- [Goal of the exercise] Please collect every line of the rows below that contains the string "title", copying each line in full.
□ □ □
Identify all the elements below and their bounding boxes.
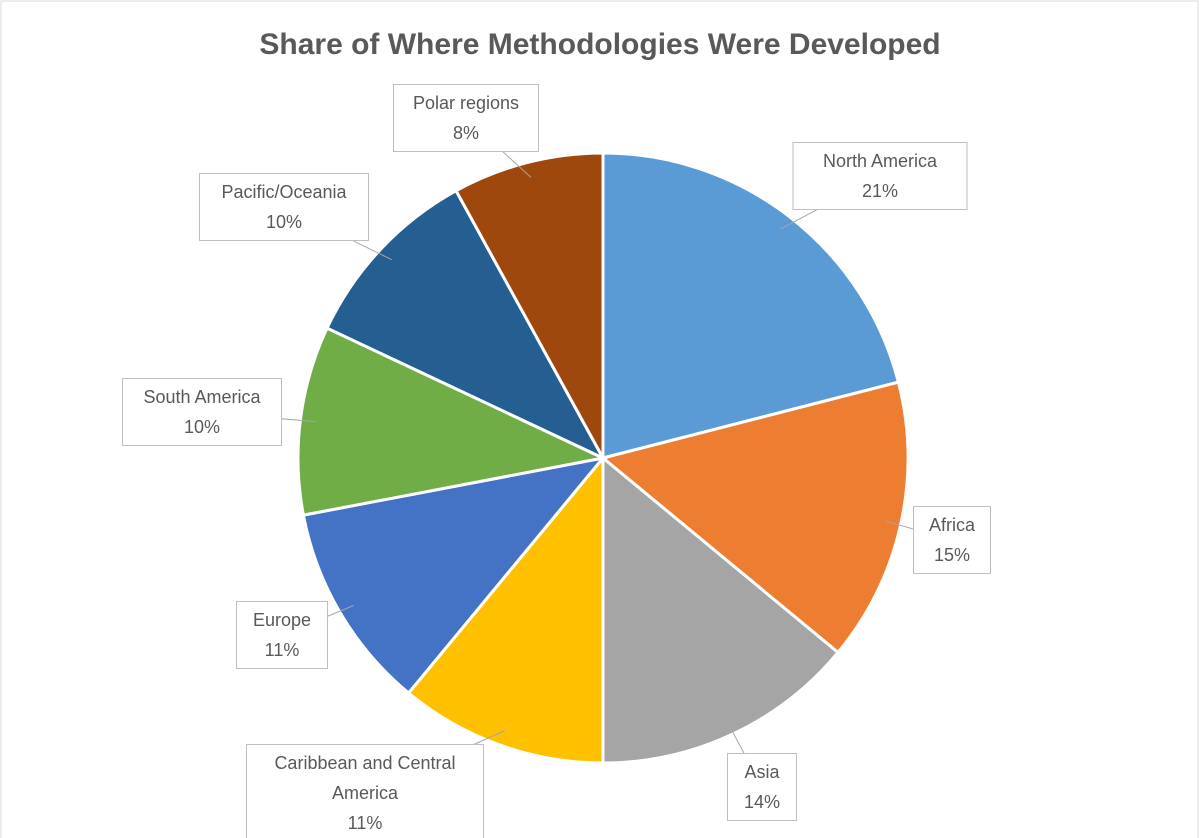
label-name: Pacific/Oceania — [221, 182, 347, 202]
label-value: 11% — [264, 640, 300, 660]
data-label: Europe 11% — [236, 601, 328, 669]
pie-slice — [296, 326, 608, 517]
label-value: 14% — [743, 792, 781, 812]
label-name: South America — [143, 387, 261, 407]
pie-slice — [301, 455, 607, 696]
label-value: 8% — [452, 123, 479, 143]
label-name: Europe — [252, 610, 312, 630]
data-label: Asia 14% — [727, 753, 797, 821]
pie-slice — [601, 454, 841, 765]
pie-slice — [406, 453, 605, 765]
pie-slice — [599, 380, 910, 655]
label-name: North America — [822, 151, 938, 171]
chart-title: Share of Where Methodologies Were Develo… — [259, 28, 940, 61]
label-value: 21% — [861, 181, 899, 201]
label-value: 11% — [347, 813, 383, 833]
data-label: North America 21% — [792, 142, 968, 210]
label-name: Africa — [928, 515, 975, 535]
pie-slice — [454, 151, 605, 459]
label-name: Asia — [744, 762, 780, 782]
label-name: Caribbean and Central America — [274, 753, 456, 803]
data-label: South America 10% — [122, 378, 282, 446]
label-value: 10% — [183, 417, 221, 437]
label-value: 10% — [265, 212, 303, 232]
data-label: Pacific/Oceania 10% — [199, 173, 369, 241]
pie-slice — [601, 151, 901, 460]
label-name: Polar regions — [412, 93, 520, 113]
data-label: Africa 15% — [913, 506, 991, 574]
pie-slice — [325, 188, 607, 462]
data-label: Polar regions 8% — [393, 84, 539, 152]
label-value: 15% — [933, 545, 971, 565]
data-label: Caribbean and Central America 11% — [246, 744, 484, 838]
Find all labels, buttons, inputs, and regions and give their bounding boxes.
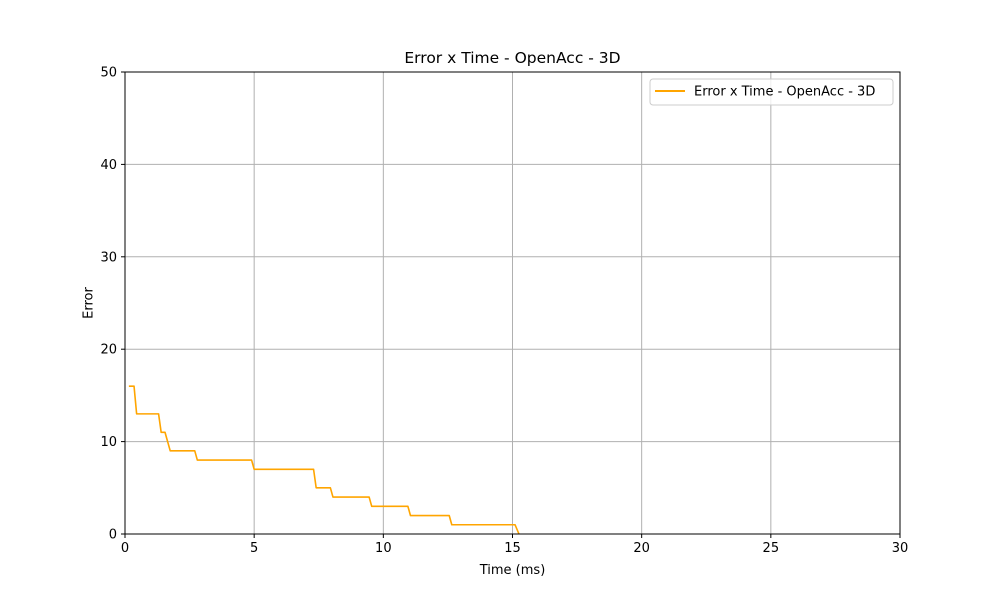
- legend: Error x Time - OpenAcc - 3D: [649, 78, 894, 106]
- ticks: 0 5 10 15 20 25 30 0 10 20 30 40 50: [100, 66, 908, 557]
- x-tick-label: 10: [375, 541, 392, 556]
- y-axis-label: Error: [82, 287, 97, 319]
- x-tick-label: 15: [504, 541, 521, 556]
- y-tick-label: 10: [100, 435, 117, 450]
- x-tick-label: 25: [763, 541, 780, 556]
- x-axis-label: Time (ms): [479, 563, 546, 578]
- legend-label: Error x Time - OpenAcc - 3D: [694, 85, 875, 100]
- x-tick-label: 0: [121, 541, 129, 556]
- x-tick-label: 20: [633, 541, 650, 556]
- y-tick-label: 0: [109, 528, 117, 543]
- y-tick-label: 50: [100, 66, 117, 81]
- x-tick-label: 30: [892, 541, 909, 556]
- x-tick-label: 5: [250, 541, 258, 556]
- y-tick-label: 30: [100, 250, 117, 265]
- y-tick-label: 20: [100, 343, 117, 358]
- legend-box: [649, 78, 894, 106]
- chart-title: Error x Time - OpenAcc - 3D: [404, 49, 620, 67]
- series-layer: [128, 385, 520, 535]
- series-line: [128, 385, 520, 535]
- y-tick-label: 40: [100, 158, 117, 173]
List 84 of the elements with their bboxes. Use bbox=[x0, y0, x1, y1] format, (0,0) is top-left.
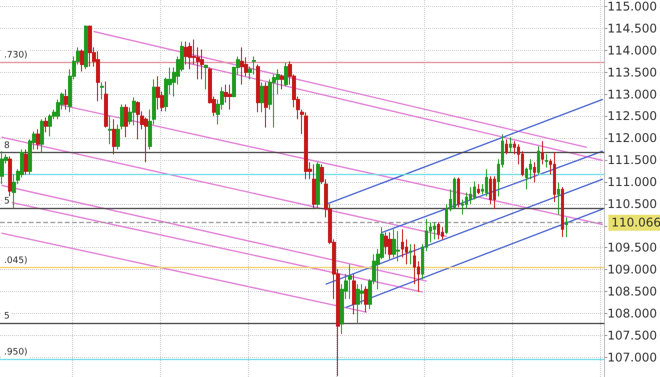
candlestick bbox=[312, 164, 316, 210]
candlestick bbox=[156, 76, 160, 110]
candlestick bbox=[441, 226, 444, 240]
candlestick bbox=[489, 176, 492, 205]
candlestick bbox=[316, 162, 320, 210]
candlestick bbox=[112, 118, 116, 155]
candlestick bbox=[304, 112, 308, 180]
candlestick bbox=[545, 154, 548, 168]
candlestick bbox=[364, 286, 368, 313]
annotation: 5 bbox=[4, 312, 10, 322]
candlestick bbox=[228, 84, 232, 110]
candlestick bbox=[433, 222, 436, 240]
y-tick-label: 111.500 bbox=[607, 153, 657, 168]
candlestick bbox=[188, 42, 192, 70]
y-tick-label: 108.000 bbox=[607, 306, 657, 320]
ref-line-label: 110.066 bbox=[611, 216, 660, 230]
candlestick bbox=[124, 104, 128, 138]
candlestick bbox=[409, 244, 412, 265]
candlestick bbox=[204, 64, 208, 90]
y-tick-label: 111.000 bbox=[607, 174, 657, 189]
candlestick bbox=[392, 228, 396, 258]
candlestick bbox=[557, 182, 560, 215]
candlestick bbox=[537, 146, 540, 175]
y-tick-label: 114.000 bbox=[607, 43, 657, 58]
candlestick bbox=[108, 116, 112, 145]
candlestick bbox=[280, 74, 284, 90]
candlestick bbox=[44, 116, 48, 133]
candlestick bbox=[505, 138, 508, 155]
y-tick-label: 109.000 bbox=[607, 262, 657, 277]
candlestick bbox=[256, 64, 260, 113]
candlestick bbox=[200, 49, 204, 80]
candlestick bbox=[396, 230, 400, 262]
candlestick bbox=[84, 24, 88, 70]
candlestick bbox=[561, 186, 564, 238]
annotation: .730) bbox=[4, 50, 28, 61]
candlestick bbox=[252, 56, 256, 76]
candlestick bbox=[384, 232, 388, 255]
candlestick bbox=[0, 150, 4, 185]
candlestick bbox=[100, 82, 104, 100]
candlestick bbox=[64, 88, 68, 110]
candlestick bbox=[509, 136, 512, 154]
candlestick bbox=[284, 62, 288, 87]
annotation: .045) bbox=[4, 256, 28, 266]
candlestick bbox=[493, 176, 496, 210]
candlestick bbox=[348, 264, 352, 300]
annotation: .950) bbox=[4, 348, 28, 358]
candlestick bbox=[132, 96, 136, 126]
candlestick bbox=[96, 50, 100, 102]
candlestick bbox=[24, 148, 28, 175]
candlestick bbox=[240, 46, 244, 86]
y-tick-label: 112.500 bbox=[607, 109, 657, 124]
candlestick bbox=[553, 152, 556, 203]
y-tick-label: 107.000 bbox=[607, 350, 657, 364]
candlestick bbox=[36, 128, 40, 150]
candlestick bbox=[485, 168, 488, 197]
candlestick bbox=[260, 82, 264, 113]
candlestick bbox=[48, 114, 52, 137]
candlestick bbox=[388, 232, 392, 260]
candlestick bbox=[352, 273, 356, 315]
annotation: 8 bbox=[4, 141, 10, 152]
candlestick bbox=[457, 177, 460, 208]
candlestick bbox=[104, 81, 108, 128]
y-tick-label: 113.500 bbox=[607, 65, 657, 80]
annotation: 5 bbox=[4, 196, 10, 207]
candlestick bbox=[136, 100, 140, 140]
candlestick bbox=[477, 184, 480, 195]
candlestick bbox=[437, 222, 440, 240]
y-tick-label: 109.500 bbox=[607, 240, 657, 255]
candlestick bbox=[264, 82, 268, 128]
candlestick bbox=[533, 162, 536, 183]
y-tick-label: 112.000 bbox=[607, 131, 657, 146]
y-tick-label: 113.000 bbox=[607, 87, 657, 102]
y-tick-label: 110.500 bbox=[607, 196, 657, 211]
candlestick bbox=[356, 284, 360, 324]
y-tick-label: 108.500 bbox=[607, 284, 657, 299]
candlestick bbox=[88, 24, 92, 68]
candlestick bbox=[565, 216, 568, 238]
y-tick-label: 107.500 bbox=[607, 328, 657, 342]
candlestick bbox=[40, 118, 44, 154]
y-tick-label: 115.000 bbox=[607, 0, 657, 14]
candlestick bbox=[80, 49, 84, 72]
candlestick bbox=[541, 140, 544, 165]
y-tick-label: 114.500 bbox=[607, 21, 657, 36]
candlestick bbox=[453, 177, 456, 210]
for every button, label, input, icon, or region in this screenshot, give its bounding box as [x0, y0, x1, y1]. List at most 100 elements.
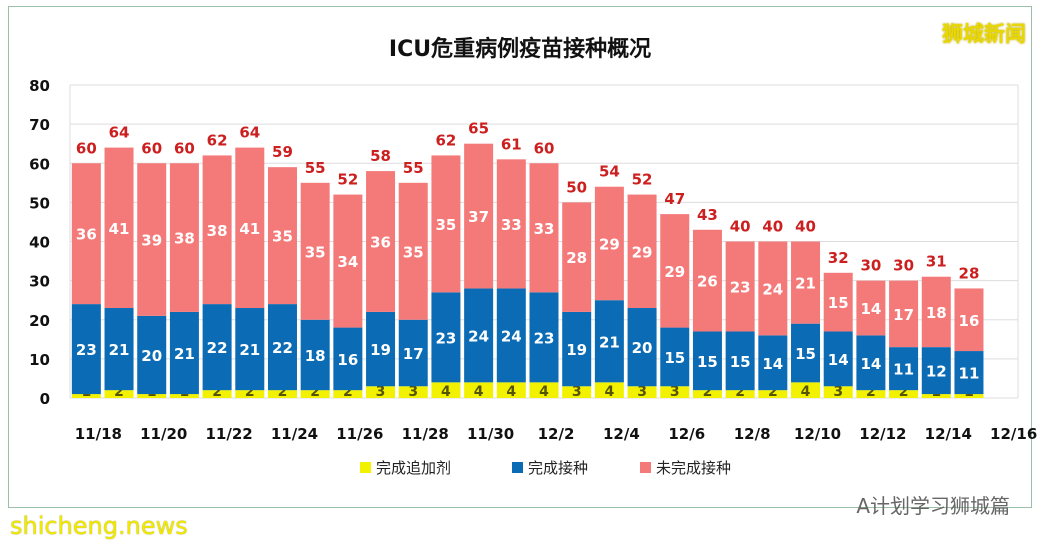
data-label: 23 [435, 329, 456, 347]
total-label: 52 [632, 171, 653, 189]
bar-segment [921, 276, 951, 348]
bar-segment [333, 390, 363, 398]
bar-segment [496, 288, 526, 383]
total-label: 65 [468, 120, 489, 138]
bar-segment [137, 315, 167, 395]
bar-segment [169, 163, 199, 312]
data-label: 17 [893, 306, 914, 324]
watermark-logo: 狮城新闻 [942, 22, 1026, 46]
bar-segment [398, 182, 428, 320]
bar-segment [71, 304, 101, 395]
data-label: 21 [795, 275, 816, 293]
bar-segment [954, 394, 984, 398]
data-label: 15 [828, 294, 849, 312]
bar-segment [496, 382, 526, 398]
bar-segment [791, 382, 821, 398]
data-label: 23 [76, 341, 97, 359]
data-label: 35 [403, 243, 424, 261]
data-label: 4 [539, 384, 549, 400]
data-label: 29 [599, 235, 620, 253]
total-label: 64 [239, 124, 260, 142]
bar-segment [562, 386, 592, 398]
total-label: 40 [730, 218, 751, 236]
bar-segment [562, 202, 592, 312]
bar-segment [235, 308, 265, 391]
x-tick-label: 12/16 [990, 425, 1037, 443]
bar-segment [235, 390, 265, 398]
bar-segment [366, 171, 396, 312]
data-label: 36 [370, 234, 391, 252]
chart-title: ICU危重病例疫苗接种概况 [389, 36, 651, 62]
total-label: 31 [926, 253, 947, 271]
data-label: 38 [207, 222, 228, 240]
data-label: 39 [141, 232, 162, 250]
total-label: 52 [337, 171, 358, 189]
data-label: 16 [337, 351, 358, 369]
data-label: 11 [893, 361, 914, 379]
bar-segment [529, 292, 559, 383]
bar-segment [104, 308, 134, 391]
data-label: 2 [114, 384, 124, 400]
data-label: 12 [926, 363, 947, 381]
bar-segment [267, 167, 297, 305]
data-label: 23 [730, 278, 751, 296]
data-label: 17 [403, 345, 424, 363]
data-label: 22 [272, 339, 293, 357]
data-label: 18 [305, 347, 326, 365]
data-label: 29 [632, 243, 653, 261]
bar-segment [137, 394, 167, 398]
total-label: 50 [566, 178, 587, 196]
data-label: 2 [245, 384, 255, 400]
bar-segment [464, 382, 494, 398]
data-label: 20 [632, 339, 653, 357]
data-label: 33 [534, 220, 555, 238]
data-label: 4 [801, 384, 811, 400]
data-label: 2 [310, 384, 320, 400]
data-label: 2 [212, 384, 222, 400]
data-label: 2 [278, 384, 288, 400]
x-tick-label: 11/22 [205, 425, 252, 443]
data-label: 14 [860, 355, 881, 373]
bar-segment [725, 390, 755, 398]
data-label: 3 [376, 384, 386, 400]
x-tick-label: 11/26 [336, 425, 383, 443]
data-label: 4 [605, 384, 615, 400]
data-label: 35 [435, 216, 456, 234]
legend-label: 未完成接种 [656, 459, 731, 477]
total-label: 59 [272, 143, 293, 161]
bar-segment [823, 386, 853, 398]
bar-segment [823, 331, 853, 387]
bar-segment [267, 390, 297, 398]
data-label: 11 [959, 365, 980, 383]
bar-segment [529, 163, 559, 293]
x-tick-label: 12/4 [603, 425, 640, 443]
data-label: 4 [441, 384, 451, 400]
x-tick-label: 12/10 [794, 425, 841, 443]
bar-segment [660, 214, 690, 328]
bar-segment [333, 194, 363, 328]
data-label: 14 [828, 351, 849, 369]
bar-segment [692, 331, 722, 391]
bar-segment [791, 323, 821, 383]
data-label: 4 [506, 384, 516, 400]
data-label: 23 [534, 329, 555, 347]
data-label: 41 [109, 220, 130, 238]
bar-segment [954, 351, 984, 395]
legend-swatch [360, 462, 371, 473]
total-label: 60 [76, 139, 97, 157]
bar-segment [104, 147, 134, 309]
data-label: 15 [664, 349, 685, 367]
total-label: 55 [305, 159, 326, 177]
data-label: 18 [926, 304, 947, 322]
data-label: 36 [76, 226, 97, 244]
total-label: 32 [828, 249, 849, 267]
bar-segment [202, 304, 232, 391]
bar-segment [202, 155, 232, 305]
total-label: 30 [860, 257, 881, 275]
y-tick-label: 70 [29, 116, 50, 134]
y-tick-label: 80 [29, 77, 50, 95]
x-tick-label: 11/20 [140, 425, 187, 443]
total-label: 60 [141, 139, 162, 157]
watermark-site: shicheng.news [10, 512, 188, 540]
data-label: 2 [735, 384, 745, 400]
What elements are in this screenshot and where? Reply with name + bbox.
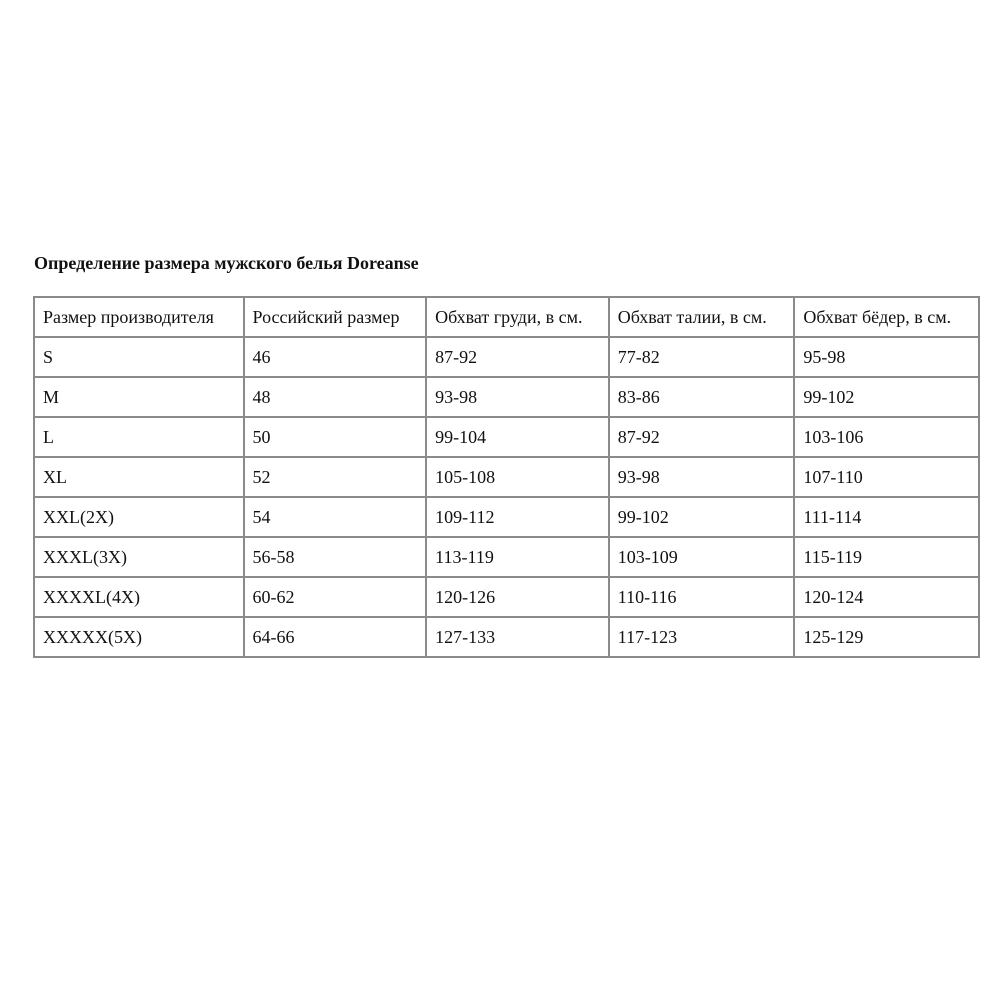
□ □ □
- [Solution to the problem]
chart-title: Share of Where Methodologies Were Develo… — [259, 28, 940, 61]
- chart-title: Error x Time - OpenAcc - 3D: [404, 49, 620, 67]
chart-title: ICU危重病例疫苗接种概况 [389, 36, 651, 62]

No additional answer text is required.